— INSTRUCTION —
The data below should be restated word for word, with every picture omitted.

Excerpt from a dataset:
■ ■ ■ ■
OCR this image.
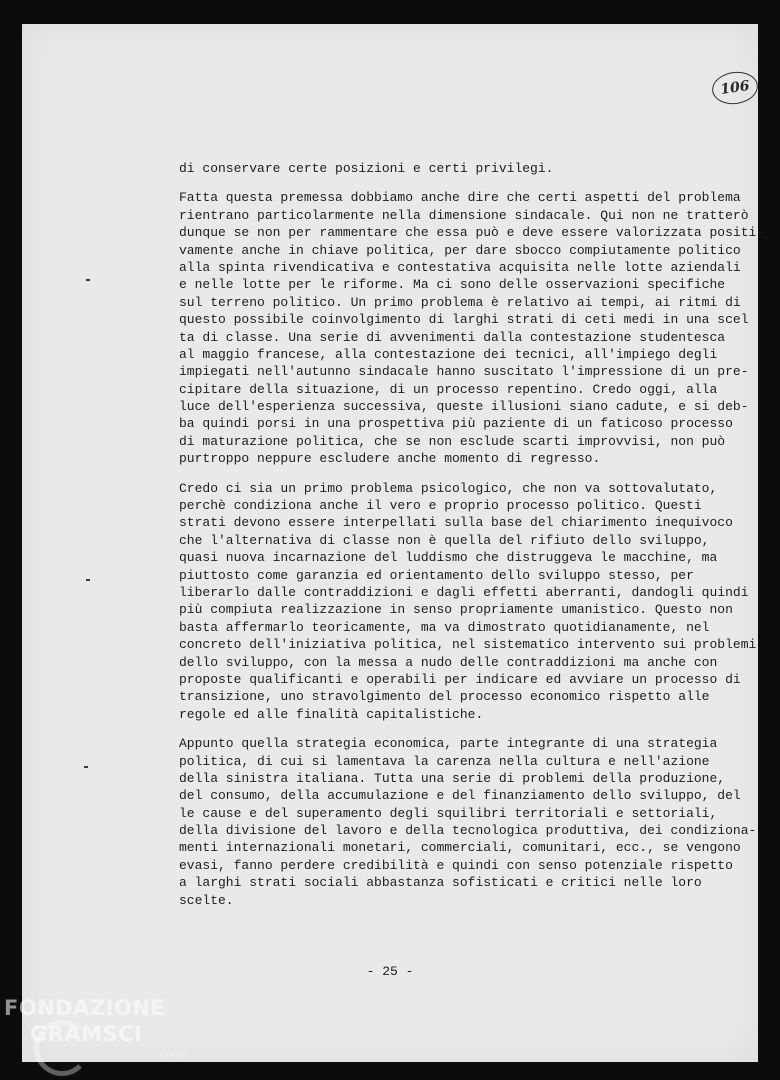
106
di conservare certe posizioni e certi privilegi.
Fatta questa premessa dobbiamo anche dire che certi aspetti del problema
rientrano particolarmente nella dimensione sindacale. Qui non ne tratterò
dunque se non per rammentare che essa può e deve essere valorizzata positi-
vamente anche in chiave politica, per dare sbocco compiutamente politico
alla spinta rivendicativa e contestativa acquisita nelle lotte aziendali
e nelle lotte per le riforme. Ma ci sono delle osservazioni specifiche
sul terreno politico. Un primo problema è relativo ai tempi, ai ritmi di
questo possibile coinvolgimento di larghi strati di ceti medi in una scel
ta di classe. Una serie di avvenimenti dalla contestazione studentesca
al maggio francese, alla contestazione dei tecnici, all'impiego degli
impiegati nell'autunno sindacale hanno suscitato l'impressione di un pre-
cipitare della situazione, di un processo repentino. Credo oggi, alla
luce dell'esperienza successiva, queste illusioni siano cadute, e si deb-
ba quindi porsi in una prospettiva più paziente di un faticoso processo
di maturazione politica, che se non esclude scarti improvvisi, non può
purtroppo neppure escludere anche momento di regresso.
Credo ci sia un primo problema psicologico, che non va sottovalutato,
perchè condiziona anche il vero e proprio processo politico. Questi
strati devono essere interpellati sulla base del chiarimento inequivoco
che l'alternativa di classe non è quella del rifiuto dello sviluppo,
quasi nuova incarnazione del luddismo che distruggeva le macchine, ma
piuttosto come garanzia ed orientamento dello sviluppo stesso, per
liberarlo dalle contraddizioni e dagli effetti aberranti, dandogli quindi
più compiuta realizzazione in senso propriamente umanistico. Questo non
basta affermarlo teoricamente, ma va dimostrato quotidianamente, nel
concreto dell'iniziativa politica, nel sistematico intervento sui problemi
dello sviluppo, con la messa a nudo delle contraddizioni ma anche con
proposte qualificanti e operabili per indicare ed avviare un processo di
transizione, uno stravolgimento del processo economico rispetto alle
regole ed alle finalità capitalistiche.
Appunto quella strategia economica, parte integrante di una strategia
politica, di cui si lamentava la carenza nella cultura e nell'azione
della sinistra italiana. Tutta una serie di problemi della produzione,
del consumo, della accumulazione e del finanziamento dello sviluppo, del
le cause e del superamento degli squilibri territoriali e settoriali,
della divisione del lavoro e della tecnologica produttiva, dei condiziona-
menti internazionali monetari, commerciali, comunitari, ecc., se vengono
evasi, fanno perdere credibilità e quindi con senso potenziale rispetto
a larghi strati sociali abbastanza sofisticati e critici nelle loro
scelte.
- 25 -
FONDAZIONE
GRAMSCI
onlus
■ ■ ■ ■
— ANSWER TO THE TASK —
OCR this image.
106
di conservare certe posizioni e certi privilegi.
Fatta questa premessa dobbiamo anche dire che certi aspetti del problema
rientrano particolarmente nella dimensione sindacale. Qui non ne tratterò
dunque se non per rammentare che essa può e deve essere valorizzata positi-
vamente anche in chiave politica, per dare sbocco compiutamente politico
alla spinta rivendicativa e contestativa acquisita nelle lotte aziendali
e nelle lotte per le riforme. Ma ci sono delle osservazioni specifiche
sul terreno politico. Un primo problema è relativo ai tempi, ai ritmi di
questo possibile coinvolgimento di larghi strati di ceti medi in una scel
ta di classe. Una serie di avvenimenti dalla contestazione studentesca
al maggio francese, alla contestazione dei tecnici, all'impiego degli
impiegati nell'autunno sindacale hanno suscitato l'impressione di un pre-
cipitare della situazione, di un processo repentino. Credo oggi, alla
luce dell'esperienza successiva, queste illusioni siano cadute, e si deb-
ba quindi porsi in una prospettiva più paziente di un faticoso processo
di maturazione politica, che se non esclude scarti improvvisi, non può
purtroppo neppure escludere anche momento di regresso.
Credo ci sia un primo problema psicologico, che non va sottovalutato,
perchè condiziona anche il vero e proprio processo politico. Questi
strati devono essere interpellati sulla base del chiarimento inequivoco
che l'alternativa di classe non è quella del rifiuto dello sviluppo,
quasi nuova incarnazione del luddismo che distruggeva le macchine, ma
piuttosto come garanzia ed orientamento dello sviluppo stesso, per
liberarlo dalle contraddizioni e dagli effetti aberranti, dandogli quindi
più compiuta realizzazione in senso propriamente umanistico. Questo non
basta affermarlo teoricamente, ma va dimostrato quotidianamente, nel
concreto dell'iniziativa politica, nel sistematico intervento sui problemi
dello sviluppo, con la messa a nudo delle contraddizioni ma anche con
proposte qualificanti e operabili per indicare ed avviare un processo di
transizione, uno stravolgimento del processo economico rispetto alle
regole ed alle finalità capitalistiche.
Appunto quella strategia economica, parte integrante di una strategia
politica, di cui si lamentava la carenza nella cultura e nell'azione
della sinistra italiana. Tutta una serie di problemi della produzione,
del consumo, della accumulazione e del finanziamento dello sviluppo, del
le cause e del superamento degli squilibri territoriali e settoriali,
della divisione del lavoro e della tecnologica produttiva, dei condiziona-
menti internazionali monetari, commerciali, comunitari, ecc., se vengono
evasi, fanno perdere credibilità e quindi con senso potenziale rispetto
a larghi strati sociali abbastanza sofisticati e critici nelle loro
scelte.
- 25 -
FONDAZIONE
GRAMSCI
onlus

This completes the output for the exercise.